Give back every line of the material below that has the string "Prinzipien".

_ _ _ _ _ _ _

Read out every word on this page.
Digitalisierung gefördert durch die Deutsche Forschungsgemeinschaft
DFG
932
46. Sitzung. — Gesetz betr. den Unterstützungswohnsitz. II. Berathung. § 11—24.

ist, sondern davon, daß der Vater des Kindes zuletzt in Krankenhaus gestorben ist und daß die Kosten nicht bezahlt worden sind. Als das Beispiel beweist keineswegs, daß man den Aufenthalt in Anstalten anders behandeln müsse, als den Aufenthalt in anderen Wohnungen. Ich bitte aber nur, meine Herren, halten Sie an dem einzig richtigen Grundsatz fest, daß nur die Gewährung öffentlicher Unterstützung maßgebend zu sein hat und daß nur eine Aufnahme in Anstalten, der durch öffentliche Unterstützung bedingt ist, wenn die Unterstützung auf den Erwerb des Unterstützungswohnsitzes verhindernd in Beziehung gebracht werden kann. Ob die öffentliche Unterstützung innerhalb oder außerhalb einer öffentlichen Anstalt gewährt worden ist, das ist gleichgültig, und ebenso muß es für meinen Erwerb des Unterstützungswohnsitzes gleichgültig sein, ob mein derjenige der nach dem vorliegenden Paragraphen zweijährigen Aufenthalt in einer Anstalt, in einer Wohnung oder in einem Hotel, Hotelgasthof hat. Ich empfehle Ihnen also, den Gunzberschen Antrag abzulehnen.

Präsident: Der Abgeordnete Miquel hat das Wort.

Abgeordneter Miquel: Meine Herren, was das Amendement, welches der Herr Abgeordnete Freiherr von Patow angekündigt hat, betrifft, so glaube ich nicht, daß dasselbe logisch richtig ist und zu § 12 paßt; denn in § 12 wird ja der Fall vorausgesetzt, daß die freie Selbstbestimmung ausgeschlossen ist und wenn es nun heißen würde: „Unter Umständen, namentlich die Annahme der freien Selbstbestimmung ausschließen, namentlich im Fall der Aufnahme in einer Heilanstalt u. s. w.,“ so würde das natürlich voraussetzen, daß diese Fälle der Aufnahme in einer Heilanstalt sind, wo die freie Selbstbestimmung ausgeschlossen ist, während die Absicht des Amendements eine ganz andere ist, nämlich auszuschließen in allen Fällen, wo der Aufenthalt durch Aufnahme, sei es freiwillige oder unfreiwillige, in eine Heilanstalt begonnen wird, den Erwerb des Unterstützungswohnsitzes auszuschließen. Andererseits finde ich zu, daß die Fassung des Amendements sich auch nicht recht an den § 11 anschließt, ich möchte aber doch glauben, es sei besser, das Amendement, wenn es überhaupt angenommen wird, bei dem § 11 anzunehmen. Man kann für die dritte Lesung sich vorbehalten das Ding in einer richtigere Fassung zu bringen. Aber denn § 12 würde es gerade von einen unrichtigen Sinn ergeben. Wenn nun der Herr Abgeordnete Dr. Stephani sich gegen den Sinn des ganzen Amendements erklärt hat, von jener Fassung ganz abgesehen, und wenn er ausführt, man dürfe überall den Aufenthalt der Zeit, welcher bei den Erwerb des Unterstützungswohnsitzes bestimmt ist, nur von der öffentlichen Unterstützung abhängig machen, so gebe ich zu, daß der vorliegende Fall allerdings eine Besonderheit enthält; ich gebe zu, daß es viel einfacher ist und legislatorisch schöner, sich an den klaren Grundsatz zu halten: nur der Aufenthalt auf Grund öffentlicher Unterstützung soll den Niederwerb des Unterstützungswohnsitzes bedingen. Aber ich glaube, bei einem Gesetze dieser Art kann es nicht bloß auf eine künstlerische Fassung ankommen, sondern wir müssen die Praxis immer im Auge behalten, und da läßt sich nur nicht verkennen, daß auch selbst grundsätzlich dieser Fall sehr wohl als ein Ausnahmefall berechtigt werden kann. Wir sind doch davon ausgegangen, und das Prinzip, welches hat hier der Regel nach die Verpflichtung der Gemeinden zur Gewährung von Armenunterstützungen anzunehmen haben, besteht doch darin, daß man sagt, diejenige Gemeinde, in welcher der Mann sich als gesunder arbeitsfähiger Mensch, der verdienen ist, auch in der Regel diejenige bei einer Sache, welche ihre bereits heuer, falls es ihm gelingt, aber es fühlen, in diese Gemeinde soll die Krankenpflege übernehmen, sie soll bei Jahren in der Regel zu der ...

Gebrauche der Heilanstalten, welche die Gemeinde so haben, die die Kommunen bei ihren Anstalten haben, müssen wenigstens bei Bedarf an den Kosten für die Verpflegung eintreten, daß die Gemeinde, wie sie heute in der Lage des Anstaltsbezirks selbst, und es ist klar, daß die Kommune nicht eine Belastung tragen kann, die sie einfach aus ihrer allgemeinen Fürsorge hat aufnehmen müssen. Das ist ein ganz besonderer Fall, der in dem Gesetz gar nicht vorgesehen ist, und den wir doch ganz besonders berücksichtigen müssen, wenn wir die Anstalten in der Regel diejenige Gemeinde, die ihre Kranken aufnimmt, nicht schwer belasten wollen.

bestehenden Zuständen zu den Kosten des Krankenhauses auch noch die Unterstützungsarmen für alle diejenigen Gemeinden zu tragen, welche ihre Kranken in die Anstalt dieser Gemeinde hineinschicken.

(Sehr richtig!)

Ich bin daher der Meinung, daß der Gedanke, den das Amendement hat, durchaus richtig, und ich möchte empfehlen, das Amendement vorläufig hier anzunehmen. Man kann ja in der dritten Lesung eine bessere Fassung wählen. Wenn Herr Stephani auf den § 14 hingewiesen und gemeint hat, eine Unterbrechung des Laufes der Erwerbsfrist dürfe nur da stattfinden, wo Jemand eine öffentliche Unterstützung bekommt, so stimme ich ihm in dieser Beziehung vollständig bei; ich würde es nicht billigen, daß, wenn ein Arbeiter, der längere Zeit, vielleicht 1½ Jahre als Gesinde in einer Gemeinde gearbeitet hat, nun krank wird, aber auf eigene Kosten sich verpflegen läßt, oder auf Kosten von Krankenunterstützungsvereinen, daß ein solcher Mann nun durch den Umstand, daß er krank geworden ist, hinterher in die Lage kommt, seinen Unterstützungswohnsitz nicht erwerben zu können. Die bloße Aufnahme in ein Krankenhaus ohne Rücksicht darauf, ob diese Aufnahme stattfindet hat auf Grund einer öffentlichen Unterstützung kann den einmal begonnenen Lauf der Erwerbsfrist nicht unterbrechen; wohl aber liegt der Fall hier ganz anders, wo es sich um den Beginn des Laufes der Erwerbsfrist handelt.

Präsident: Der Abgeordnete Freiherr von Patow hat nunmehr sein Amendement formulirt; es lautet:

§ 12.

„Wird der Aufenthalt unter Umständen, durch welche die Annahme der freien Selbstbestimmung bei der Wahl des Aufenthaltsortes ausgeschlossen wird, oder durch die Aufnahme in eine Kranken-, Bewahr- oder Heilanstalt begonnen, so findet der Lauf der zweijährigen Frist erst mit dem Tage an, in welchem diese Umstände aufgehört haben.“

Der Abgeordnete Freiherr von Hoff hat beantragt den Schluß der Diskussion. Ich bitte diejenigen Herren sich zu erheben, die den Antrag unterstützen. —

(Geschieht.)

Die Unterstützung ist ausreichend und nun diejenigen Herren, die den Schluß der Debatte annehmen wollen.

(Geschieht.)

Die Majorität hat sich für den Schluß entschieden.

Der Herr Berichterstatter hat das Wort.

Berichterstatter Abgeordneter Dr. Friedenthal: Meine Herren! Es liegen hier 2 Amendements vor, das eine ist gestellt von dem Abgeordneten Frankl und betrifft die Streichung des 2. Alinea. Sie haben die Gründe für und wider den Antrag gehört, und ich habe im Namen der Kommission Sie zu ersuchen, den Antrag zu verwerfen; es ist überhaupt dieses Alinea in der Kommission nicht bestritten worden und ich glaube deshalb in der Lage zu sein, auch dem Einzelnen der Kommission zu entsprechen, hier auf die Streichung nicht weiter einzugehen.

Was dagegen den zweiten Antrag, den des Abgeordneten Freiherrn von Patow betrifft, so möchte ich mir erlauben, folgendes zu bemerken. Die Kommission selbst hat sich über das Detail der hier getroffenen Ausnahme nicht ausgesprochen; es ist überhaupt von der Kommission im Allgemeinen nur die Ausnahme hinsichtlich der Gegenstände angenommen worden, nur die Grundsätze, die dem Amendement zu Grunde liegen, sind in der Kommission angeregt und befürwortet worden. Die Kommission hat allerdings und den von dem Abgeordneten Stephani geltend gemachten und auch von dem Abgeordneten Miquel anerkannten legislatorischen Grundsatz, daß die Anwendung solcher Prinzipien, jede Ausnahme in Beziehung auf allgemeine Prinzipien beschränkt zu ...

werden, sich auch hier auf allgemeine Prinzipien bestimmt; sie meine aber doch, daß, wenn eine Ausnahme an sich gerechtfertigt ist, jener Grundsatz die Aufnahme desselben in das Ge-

_ _ _ _ _ _ _

▶ **Your response**:
Was dagegen den zweiten Antrag, den des Abgeordneten Freiherrn von Patow betrifft, so möchte ich mir erlauben, folgendes zu bemerken. Die Kommission selbst hat sich über das Detail der hier getroffenen Ausnahme nicht ausgesprochen; es ist überhaupt von der Kommission im Allgemeinen nur die Ausnahme hinsichtlich der Gegenstände angenommen worden, nur die Grundsätze, die dem Amendement zu Grunde liegen, sind in der Kommission angeregt und befürwortet worden. Die Kommission hat allerdings und den von dem Abgeordneten Stephani geltend gemachten und auch von dem Abgeordneten Miquel anerkannten legislatorischen Grundsatz, daß die Anwendung solcher Prinzipien, jede Ausnahme in Beziehung auf allgemeine Prinzipien beschränkt zu ...
werden, sich auch hier auf allgemeine Prinzipien bestimmt; sie meine aber doch, daß, wenn eine Ausnahme an sich gerechtfertigt ist, jener Grundsatz die Aufnahme desselben in das Ge-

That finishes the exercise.